QUOTED TEXT ▸
Title VII provides that "[i]t shall be an unlawful employment practice for an employer to discriminate against any of his employees... because [that employee] has opposed any practice made an unlawful employment practice... or because he has made a charge, testified, assisted, or participated in any manner in an investigation, proceeding, or hearing." 42 U.S.C. § 2000e-3(a). To establish a prima facie case of retaliation under Title VII, a plaintiff must show: "(1) participation in a protected activity; (2) that the defendant knew of the protected activity; (3) an adverse employment action; and (4) a causal connection between the protected activity and the adverse employment action." McMenemy v. City of Rochester, 241 F.3d 279, 282-83 (2d Cir. 2001). After the plaintiff establishes the foregoing elements, the burden of production shifts to the defendant to show that there were "legitimate, nondiscriminatory" reasons for its actions. Raniola v. Bratton, 243 F.3d 610, 625 (2d Cir. 2001). Provided that the defendant makes such a showing, the burden again shifts, this time back to the plaintiff, "to establish, through either direct or circumstantial evidence, that the employer's action was, in fact, motivated by discriminatory retaliation." Id.

DATA SHOWN ▸

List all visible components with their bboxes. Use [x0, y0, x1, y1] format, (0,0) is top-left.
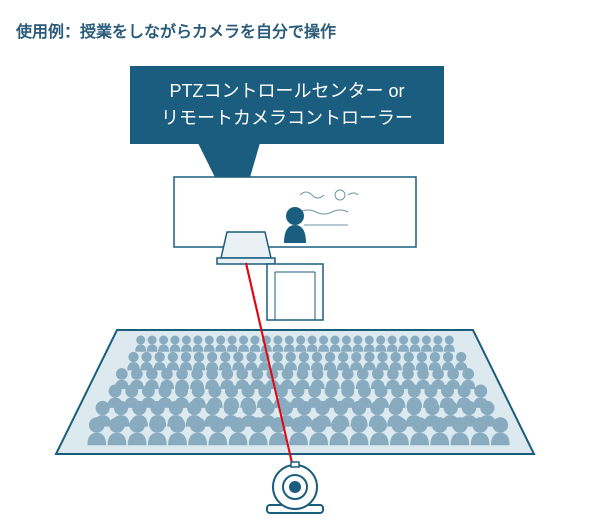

PROBLEMS ▸
• a. For the passage on Title VII retaliation, decide whether each statement agrees with it. Answer yes or no for each, and quote the words from the passage that decide it. (i) A prima facie case requires showing that the defendant knew of the protected activity. (ii) Once the plaintiff establishes the elements, the burden of production moves to the defendant. (iii) If the defendant shows legitimate, nondiscriminatory reasons, the plaintiff has no further burden.
• b. List every element a plaintiff must show to establish a prima facie case of retaliation, according to the passage on Title VII retaliation.
• c. Extend the passage on Title VII retaliation, starting after its final sentence.
The data above play no part in this work.

TASK-BY-TASK RESULTS ▸
• a.
(i) Yes: "(2) that the defendant knew of the protected activity"
(ii) Yes: "the burden of production shifts to the defendant"
(iii) No: "the burden again shifts, this time back to the plaintiff"

• b.
1. Participation in a protected activity
2. That the defendant knew of the protected activity
3. An adverse employment action
4. A causal connection between the protected activity and the adverse employment action

• c.
As limited by their memorandum, defendants argue that there was no causal connection between any purported protected activity by Daniel - her complaints about harassing conduct by coworkers - and her termination. (Dkt. No. 43, Attach. 1 at 15-16.) Simply, Daniel has failed to put forth any evidence demonstrating that anyone involved in the decision to terminate her had knowledge of her complaints of harassing conduct by coworkers. As attested to by Bush, at the conclusion of Reitz's investigation into the altercation between Daniel and Martin, Reitz recommended that both Daniel and Martin be terminated. (Dkt. No. 41, Attach. 6 ¶ 12.) Bush and Strange adopted that recommendation, and Bush consequently terminated Daniel for violating company policy. (Id. ¶¶ 13, 15.) Daniel admits that, prior to a conversation she had with Bush during her termination meeting, she had not previously complained to him about her treatment by coworkers. (Defs.' SMF ¶¶ 100, 102.) Daniel makes no assertion that she complained to either Reitz or Strange, or that either of them were otherwise aware of her complaints of discriminatory treatment at any point prior to her termination.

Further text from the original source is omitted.